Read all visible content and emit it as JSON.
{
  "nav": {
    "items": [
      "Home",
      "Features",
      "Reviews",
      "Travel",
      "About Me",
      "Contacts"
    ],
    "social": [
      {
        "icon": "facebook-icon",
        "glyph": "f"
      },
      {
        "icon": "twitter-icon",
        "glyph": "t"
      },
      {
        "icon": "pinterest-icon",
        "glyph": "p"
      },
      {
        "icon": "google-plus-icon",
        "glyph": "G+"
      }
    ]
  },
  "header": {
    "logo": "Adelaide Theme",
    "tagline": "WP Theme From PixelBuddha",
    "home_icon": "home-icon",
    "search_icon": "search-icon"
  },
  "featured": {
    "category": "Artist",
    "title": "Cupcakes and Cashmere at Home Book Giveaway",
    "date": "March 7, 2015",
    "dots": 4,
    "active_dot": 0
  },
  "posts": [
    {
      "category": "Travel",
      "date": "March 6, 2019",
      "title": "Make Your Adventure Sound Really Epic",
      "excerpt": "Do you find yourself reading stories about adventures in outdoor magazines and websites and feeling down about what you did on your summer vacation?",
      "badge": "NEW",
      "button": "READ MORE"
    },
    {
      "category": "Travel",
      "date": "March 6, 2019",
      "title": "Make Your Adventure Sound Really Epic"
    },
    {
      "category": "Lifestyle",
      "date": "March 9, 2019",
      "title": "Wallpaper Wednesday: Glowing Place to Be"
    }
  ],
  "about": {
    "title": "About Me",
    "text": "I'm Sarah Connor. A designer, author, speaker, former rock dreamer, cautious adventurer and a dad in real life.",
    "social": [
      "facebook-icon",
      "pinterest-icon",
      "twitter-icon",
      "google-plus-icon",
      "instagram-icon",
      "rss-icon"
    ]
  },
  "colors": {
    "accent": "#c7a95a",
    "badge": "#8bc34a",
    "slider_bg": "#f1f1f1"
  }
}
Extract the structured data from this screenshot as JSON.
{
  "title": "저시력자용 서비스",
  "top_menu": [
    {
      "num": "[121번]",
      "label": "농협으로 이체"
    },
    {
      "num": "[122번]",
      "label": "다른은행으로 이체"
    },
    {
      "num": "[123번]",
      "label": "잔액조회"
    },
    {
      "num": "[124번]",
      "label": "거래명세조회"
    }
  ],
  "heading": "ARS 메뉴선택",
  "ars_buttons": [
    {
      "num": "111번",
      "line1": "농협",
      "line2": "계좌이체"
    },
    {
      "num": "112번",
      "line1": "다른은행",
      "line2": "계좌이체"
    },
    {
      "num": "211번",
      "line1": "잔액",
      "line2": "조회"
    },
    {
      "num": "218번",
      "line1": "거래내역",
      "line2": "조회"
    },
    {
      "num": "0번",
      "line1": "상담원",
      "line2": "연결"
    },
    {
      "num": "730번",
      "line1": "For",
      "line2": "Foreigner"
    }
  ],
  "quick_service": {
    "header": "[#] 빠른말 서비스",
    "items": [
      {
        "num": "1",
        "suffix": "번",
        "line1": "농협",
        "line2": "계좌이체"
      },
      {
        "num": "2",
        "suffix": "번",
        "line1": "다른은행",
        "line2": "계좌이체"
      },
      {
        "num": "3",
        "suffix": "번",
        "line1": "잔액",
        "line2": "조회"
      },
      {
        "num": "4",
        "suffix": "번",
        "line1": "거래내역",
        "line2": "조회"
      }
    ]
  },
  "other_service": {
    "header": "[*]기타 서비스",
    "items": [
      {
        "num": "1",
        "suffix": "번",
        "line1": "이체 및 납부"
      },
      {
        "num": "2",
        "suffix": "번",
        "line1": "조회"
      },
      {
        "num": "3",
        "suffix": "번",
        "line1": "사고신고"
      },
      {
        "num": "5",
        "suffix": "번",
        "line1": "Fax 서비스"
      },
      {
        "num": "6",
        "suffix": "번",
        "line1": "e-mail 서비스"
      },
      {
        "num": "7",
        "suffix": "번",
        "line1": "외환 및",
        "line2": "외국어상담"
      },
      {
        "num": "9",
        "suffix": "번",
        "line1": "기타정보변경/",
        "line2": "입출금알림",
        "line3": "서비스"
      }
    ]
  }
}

+ + + + +

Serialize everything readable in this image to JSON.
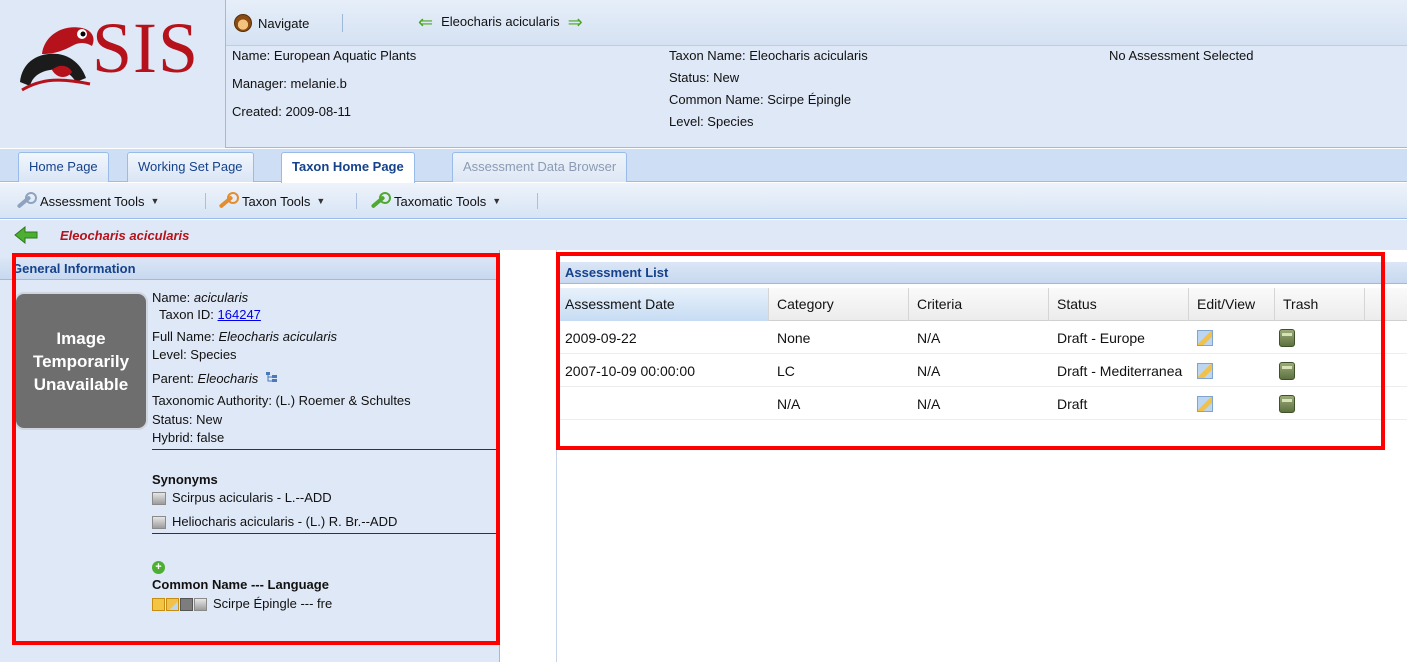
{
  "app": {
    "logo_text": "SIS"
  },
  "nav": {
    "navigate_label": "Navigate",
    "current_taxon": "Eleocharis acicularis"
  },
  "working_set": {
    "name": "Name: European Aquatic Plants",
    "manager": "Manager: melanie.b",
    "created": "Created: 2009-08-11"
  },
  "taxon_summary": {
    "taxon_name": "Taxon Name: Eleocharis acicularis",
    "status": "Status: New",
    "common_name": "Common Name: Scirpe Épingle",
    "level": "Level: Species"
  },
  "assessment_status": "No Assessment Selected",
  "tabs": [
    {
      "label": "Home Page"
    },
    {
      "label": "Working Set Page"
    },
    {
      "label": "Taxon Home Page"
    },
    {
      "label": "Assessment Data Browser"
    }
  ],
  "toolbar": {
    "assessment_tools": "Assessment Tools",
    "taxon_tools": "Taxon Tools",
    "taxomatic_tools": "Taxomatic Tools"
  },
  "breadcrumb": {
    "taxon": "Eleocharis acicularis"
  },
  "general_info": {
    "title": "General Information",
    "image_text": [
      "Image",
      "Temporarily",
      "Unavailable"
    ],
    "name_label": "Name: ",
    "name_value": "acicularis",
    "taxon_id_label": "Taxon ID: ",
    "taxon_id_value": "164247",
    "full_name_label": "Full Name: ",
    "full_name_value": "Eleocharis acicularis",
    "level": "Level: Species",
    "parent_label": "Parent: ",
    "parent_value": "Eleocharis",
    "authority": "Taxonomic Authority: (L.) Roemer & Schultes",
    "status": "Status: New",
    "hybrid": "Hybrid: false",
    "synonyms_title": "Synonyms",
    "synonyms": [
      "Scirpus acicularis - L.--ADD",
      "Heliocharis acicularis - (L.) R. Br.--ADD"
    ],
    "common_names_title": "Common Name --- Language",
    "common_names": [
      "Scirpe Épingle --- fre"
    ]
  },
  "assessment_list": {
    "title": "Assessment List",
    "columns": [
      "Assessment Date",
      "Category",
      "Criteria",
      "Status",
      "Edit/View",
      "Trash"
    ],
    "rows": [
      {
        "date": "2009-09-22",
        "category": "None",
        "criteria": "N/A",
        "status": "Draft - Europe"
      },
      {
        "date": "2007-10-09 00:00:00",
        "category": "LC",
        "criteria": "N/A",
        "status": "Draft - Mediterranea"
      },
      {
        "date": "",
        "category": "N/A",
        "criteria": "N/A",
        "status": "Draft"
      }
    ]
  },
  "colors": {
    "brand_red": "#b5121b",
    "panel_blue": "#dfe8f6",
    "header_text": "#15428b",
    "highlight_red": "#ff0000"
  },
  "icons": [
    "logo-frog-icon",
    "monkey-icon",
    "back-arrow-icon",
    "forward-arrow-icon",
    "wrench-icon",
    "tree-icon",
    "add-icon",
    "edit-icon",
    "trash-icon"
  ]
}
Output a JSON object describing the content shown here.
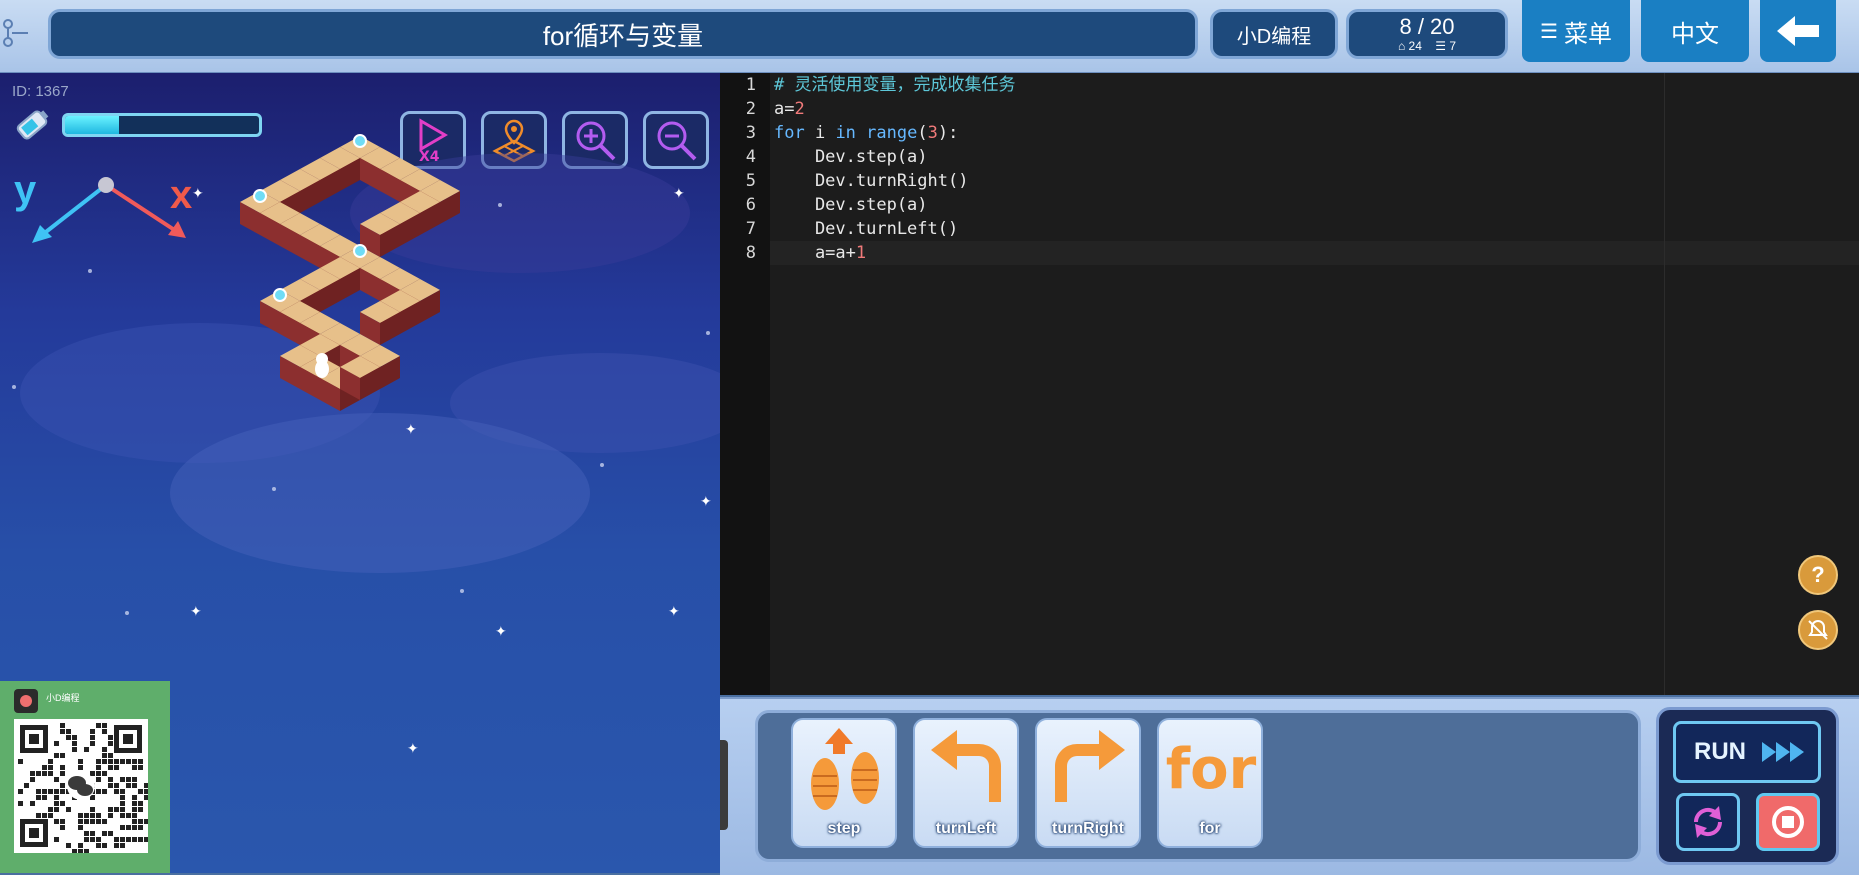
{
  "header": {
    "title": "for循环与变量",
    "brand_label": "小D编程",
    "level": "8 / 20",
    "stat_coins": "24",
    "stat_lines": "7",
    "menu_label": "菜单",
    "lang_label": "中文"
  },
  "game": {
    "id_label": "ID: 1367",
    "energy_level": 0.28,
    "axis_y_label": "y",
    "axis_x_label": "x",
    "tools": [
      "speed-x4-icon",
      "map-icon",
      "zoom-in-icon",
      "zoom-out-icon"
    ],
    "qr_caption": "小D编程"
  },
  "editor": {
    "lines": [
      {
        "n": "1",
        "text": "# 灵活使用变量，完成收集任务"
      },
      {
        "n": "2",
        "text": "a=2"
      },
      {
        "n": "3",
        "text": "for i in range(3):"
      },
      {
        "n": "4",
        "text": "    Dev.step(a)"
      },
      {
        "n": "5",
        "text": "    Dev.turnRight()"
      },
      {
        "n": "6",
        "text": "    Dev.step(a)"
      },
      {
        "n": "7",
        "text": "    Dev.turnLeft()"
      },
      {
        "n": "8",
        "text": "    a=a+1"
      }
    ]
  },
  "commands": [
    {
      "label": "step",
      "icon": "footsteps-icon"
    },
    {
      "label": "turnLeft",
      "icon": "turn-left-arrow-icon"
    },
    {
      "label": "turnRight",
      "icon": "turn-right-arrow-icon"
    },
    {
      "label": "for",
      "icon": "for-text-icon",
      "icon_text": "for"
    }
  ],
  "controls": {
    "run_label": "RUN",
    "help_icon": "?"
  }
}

+ + + + +

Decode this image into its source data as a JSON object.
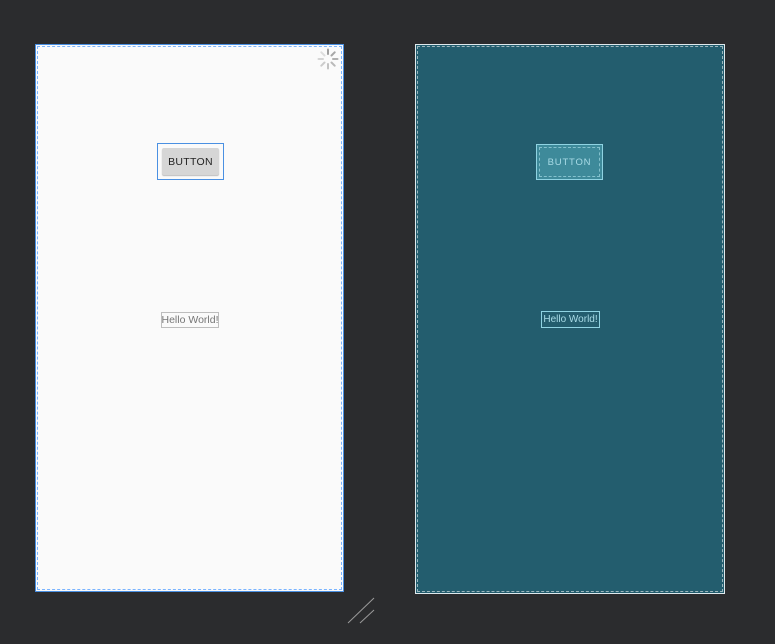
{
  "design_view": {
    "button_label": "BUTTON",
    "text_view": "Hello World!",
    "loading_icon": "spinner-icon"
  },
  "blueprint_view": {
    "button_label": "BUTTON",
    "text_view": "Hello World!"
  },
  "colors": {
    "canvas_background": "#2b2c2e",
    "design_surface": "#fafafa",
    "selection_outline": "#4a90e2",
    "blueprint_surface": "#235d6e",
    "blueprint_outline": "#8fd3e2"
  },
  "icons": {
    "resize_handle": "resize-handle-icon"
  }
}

+ + + + +

Problem to solve: Collect each line of the entries that has the word "object", copying it in full.

Answer to the problem:
Output a JSON object describing the content shown here.
Decode this image into its source data as a JSON object.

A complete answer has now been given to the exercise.